= Data for this task =
■ ■ ■
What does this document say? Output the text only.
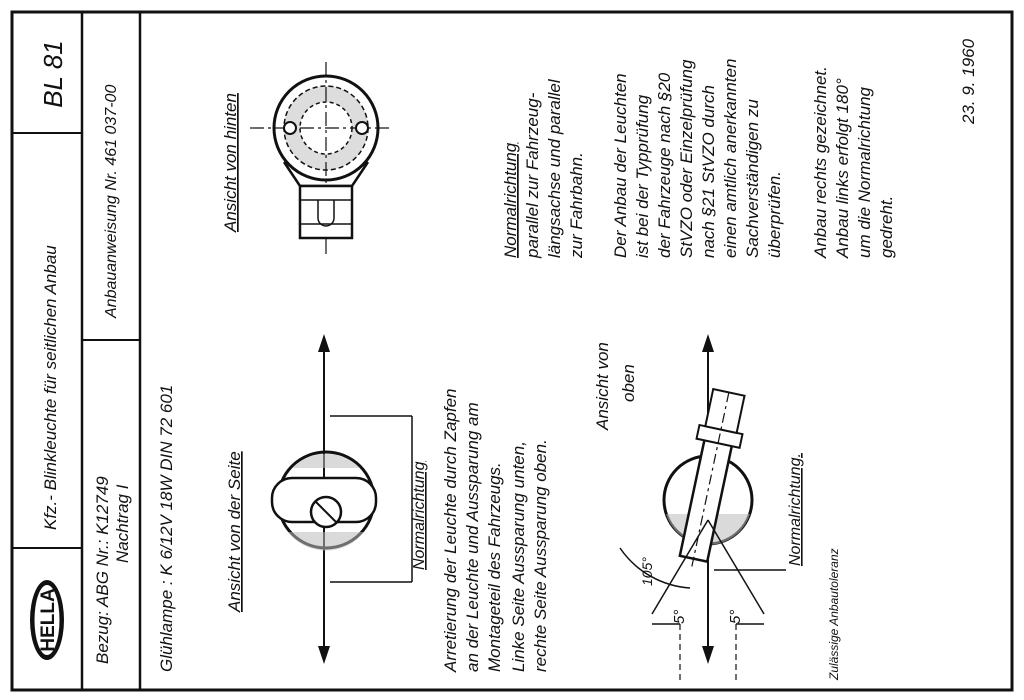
HELLA
BL 81
Kfz.- Blinkleuchte für seitlichen Anbau
Bezug: ABG Nr.: K12749 Nachtrag I
Anbauanweisung Nr. 461 037-00
Glühlampe : K 6/12V 18W DIN 72 601	Ansicht von der Seite	Normalrichtung
Ansicht von hinten
Arretierung der Leuchte durch Zapfen an der Leuchte und Aussparung am Montageteil des Fahrzeugs. Linke Seite Aussparung unten, rechte Seite Aussparung oben.
Ansicht von oben
105°
5°	5°
Normalrichtung.
Zulässige Anbautoleranz
Normalrichtung parallel zur Fahrzeug- längsachse und parallel zur Fahrbahn. Der Anbau der Leuchten ist bei der Typprüfung der Fahrzeuge nach §20 StVZO oder Einzelprüfung nach §21 StVZO durch einen amtlich anerkannten Sachverständigen zu überprüfen. Anbau rechts gezeichnet. Anbau links erfolgt 180° um die Normalrichtung gedreht.
23. 9. 1960
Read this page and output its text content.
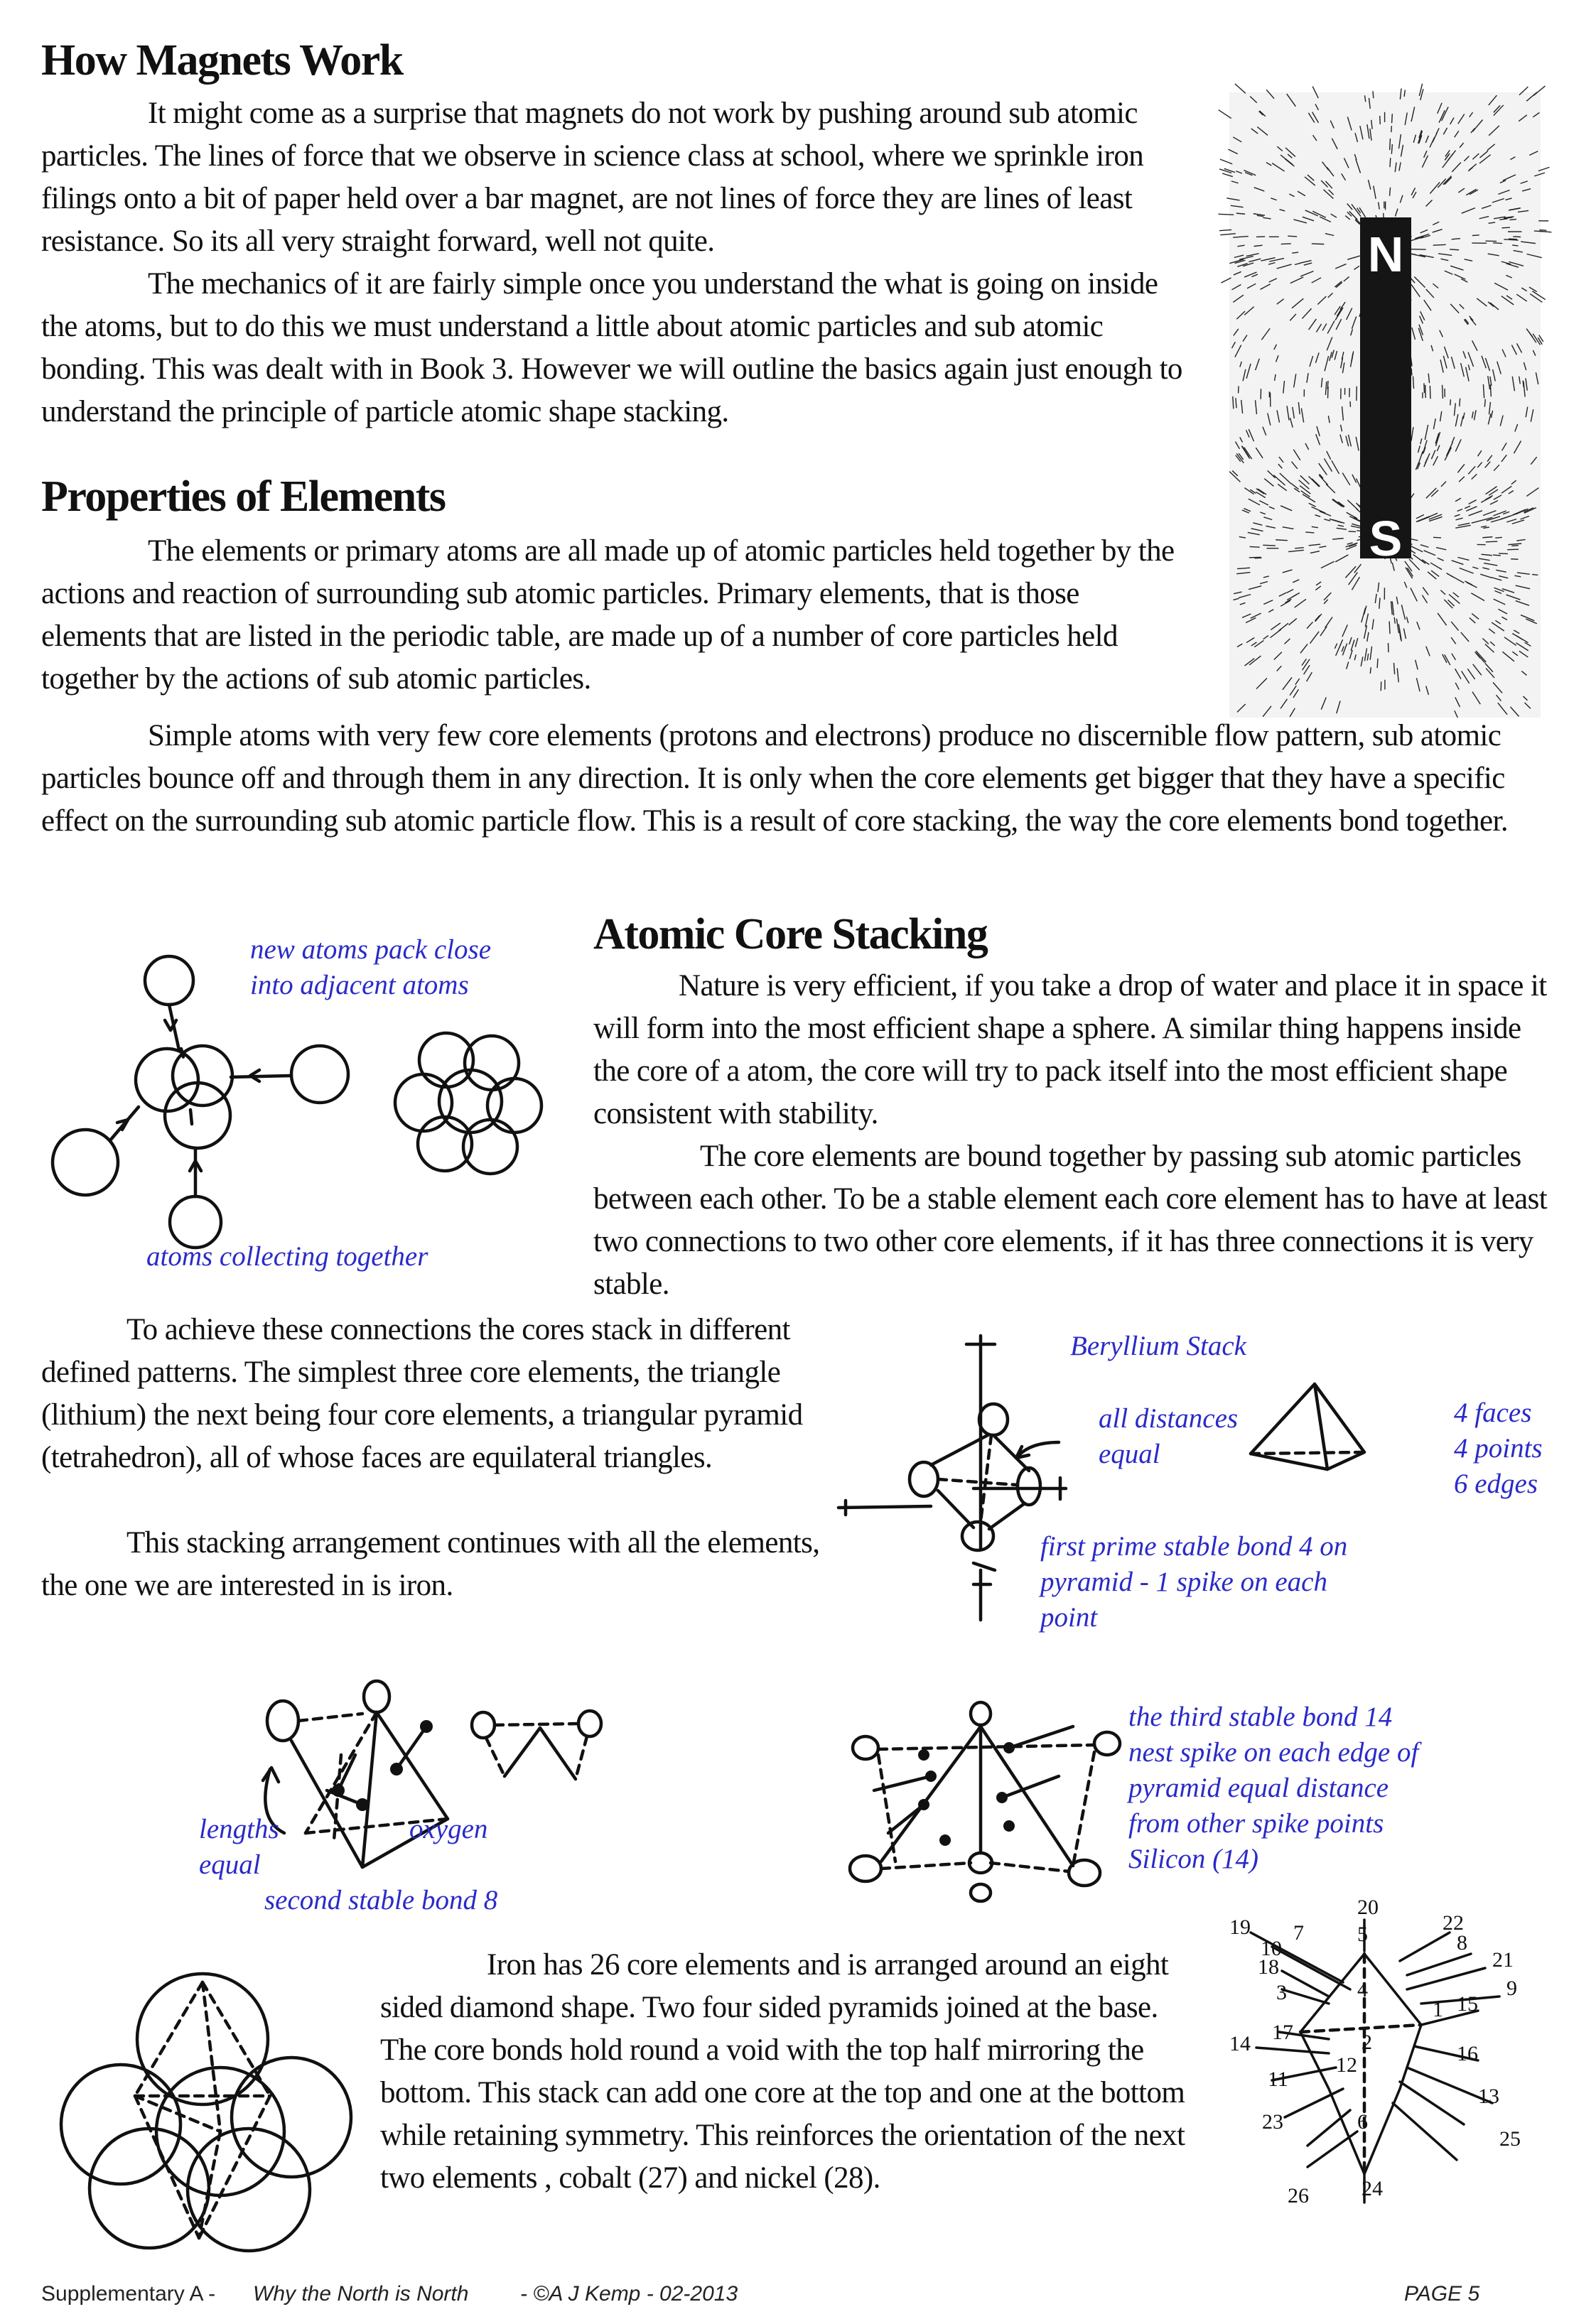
How Magnets Work

It might come as a surprise that magnets do not work by pushing around sub atomic particles. The lines of force that we observe in science class at school, where we sprinkle iron filings onto a bit of paper held over a bar magnet, are not lines of force they are lines of least resistance. So its all very straight forward, well not quite.

The mechanics of it are fairly simple once you understand the what is going on inside the atoms, but to do this we must understand a little about atomic particles and sub atomic bonding. This was dealt with in Book 3. However we will outline the basics again just enough to understand the principle of particle atomic shape stacking.

N
S
Properties of Elements

The elements or primary atoms are all made up of atomic particles held together by the actions and reaction of surrounding sub atomic particles. Primary elements, that is those elements that are listed in the periodic table, are made up of a number of core particles held together by the actions of sub atomic particles.

Simple atoms with very few core elements (protons and electrons) produce no discernible flow pattern, sub atomic particles bounce off and through them in any direction. It is only when the core elements get bigger that they have a specific effect on the surrounding sub atomic particle flow. This is a result of core stacking, the way the core elements bond together.

new atoms pack close
into adjacent atoms
atoms collecting together
Atomic Core Stacking

Nature is very efficient, if you take a drop of water and place it in space it will form into the most efficient shape a sphere. A similar thing happens inside the core of a atom, the core will try to pack itself into the most efficient shape consistent with stability.

The core elements are bound together by passing sub atomic particles between each other. To be a stable element each core element has to have at least two connections to two other core elements, if it has three connections it is very stable.

To achieve these connections the cores stack in different defined patterns. The simplest three core elements, the triangle (lithium) the next being four core elements, a triangular pyramid (tetrahedron), all of whose faces are equilateral triangles.

This stacking arrangement continues with all the elements, the one we are interested in is iron.

Beryllium Stack
all distances
equal
4 faces
4 points
6 edges
first prime stable bond 4 on
pyramid - 1 spike on each
point
lengths
equal
oxygen
second stable bond 8
the third stable bond 14
nest spike on each edge of
pyramid equal distance
from other spike points
Silicon (14)

Iron has 26 core elements and is arranged around an eight sided diamond shape. Two four sided pyramids joined at the base. The core bonds hold round a void with the top half mirroring the bottom. This stack can add one core at the top and one at the bottom while retaining symmetry. This reinforces the orientation of the next two elements , cobalt (27) and nickel (28).

20
19 7	5	22
8
21
10
18
4	9
3	15
1
14	2
17
16
11
12
13
23	6
25
26 24
Supplementary A - Why the North is North - ©A J Kemp - 02-2013	PAGE 5
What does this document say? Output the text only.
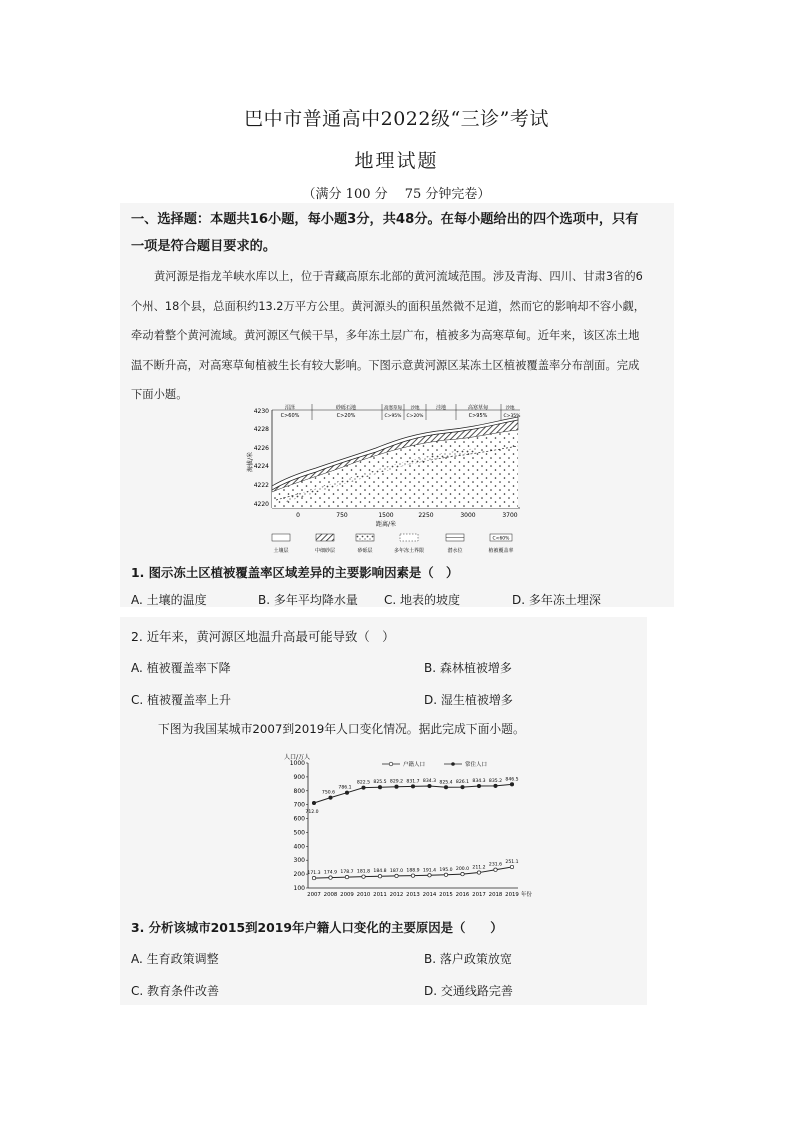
巴中市普通高中2022级“三诊”考试
地理试题
（满分 100 分　 75 分钟完卷）
一、选择题：本题共16小题，每小题3分，共48分。在每小题给出的四个选项中，只有
一项是符合题目要求的。
黄河源是指龙羊峡水库以上，位于青藏高原东北部的黄河流域范围。涉及青海、四川、甘肃3省的6个州、18个县，总面积约13.2万平方公里。黄河源头的面积虽然微不足道，然而它的影响却不容小觑，牵动着整个黄河流域。黄河源区气候干旱，多年冻土层广布，植被多为高寒草甸。近年来，该区冻土地温不断升高，对高寒草甸植被生长有较大影响。下图示意黄河源区某冻土区植被覆盖率分布剖面。完成下面小题。
4220
4222
4224
4226
4228
4230
海拔/米
0	750	1500	2250	3000	3700
距离/米
沼泽
C>60%
砂砾石地
C>20%
高寒草甸
C>95%
沙地
C>20%
洼地	高寒草甸
C>95%
沙地
C>35%
土壤层	中细砂层	砂砾层	多年冻土界限	潜水位
C<60%
植被覆盖率
1. 图示冻土区植被覆盖率区域差异的主要影响因素是（　）
A. 土壤的温度	B. 多年平均降水量 C. 地表的坡度	D. 多年冻土埋深
2. 近年来，黄河源区地温升高最可能导致（　）
A. 植被覆盖率下降	B. 森林植被增多
C. 植被覆盖率上升	D. 湿生植被增多
下图为我国某城市2007到2019年人口变化情况。据此完成下面小题。
人口/万人
100
200
300
400
500
600
700
800
900
1000
2007 2008 2009 2010 2011 2012 2013 2014 2015 2016 2017 2018 2019 年份
171.3 174.9 178.7 181.8 184.8 187.0 188.9 191.4 195.0 200.0 211.2
231.6
251.1
712.0
750.6
786.1
822.5 825.5 829.2 831.7 834.3 825.4 826.1 834.3 835.2 846.5
户籍人口	常住人口
3. 分析该城市2015到2019年户籍人口变化的主要原因是（　　）
A. 生育政策调整	B. 落户政策放宽
C. 教育条件改善	D. 交通线路完善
■ ■ ■
= Exercise =
Working from the entries above, return all lines that contain "held".

= Task output =
It might come as a surprise that magnets do not work by pushing around sub atomic particles. The lines of force that we observe in science class at school, where we sprinkle iron filings onto a bit of paper held over a bar magnet, are not lines of force they are lines of least resistance. So its all very straight forward, well not quite.
The elements or primary atoms are all made up of atomic particles held together by the actions and reaction of surrounding sub atomic particles. Primary elements, that is those elements that are listed in the periodic table, are made up of a number of core particles held together by the actions of sub atomic particles.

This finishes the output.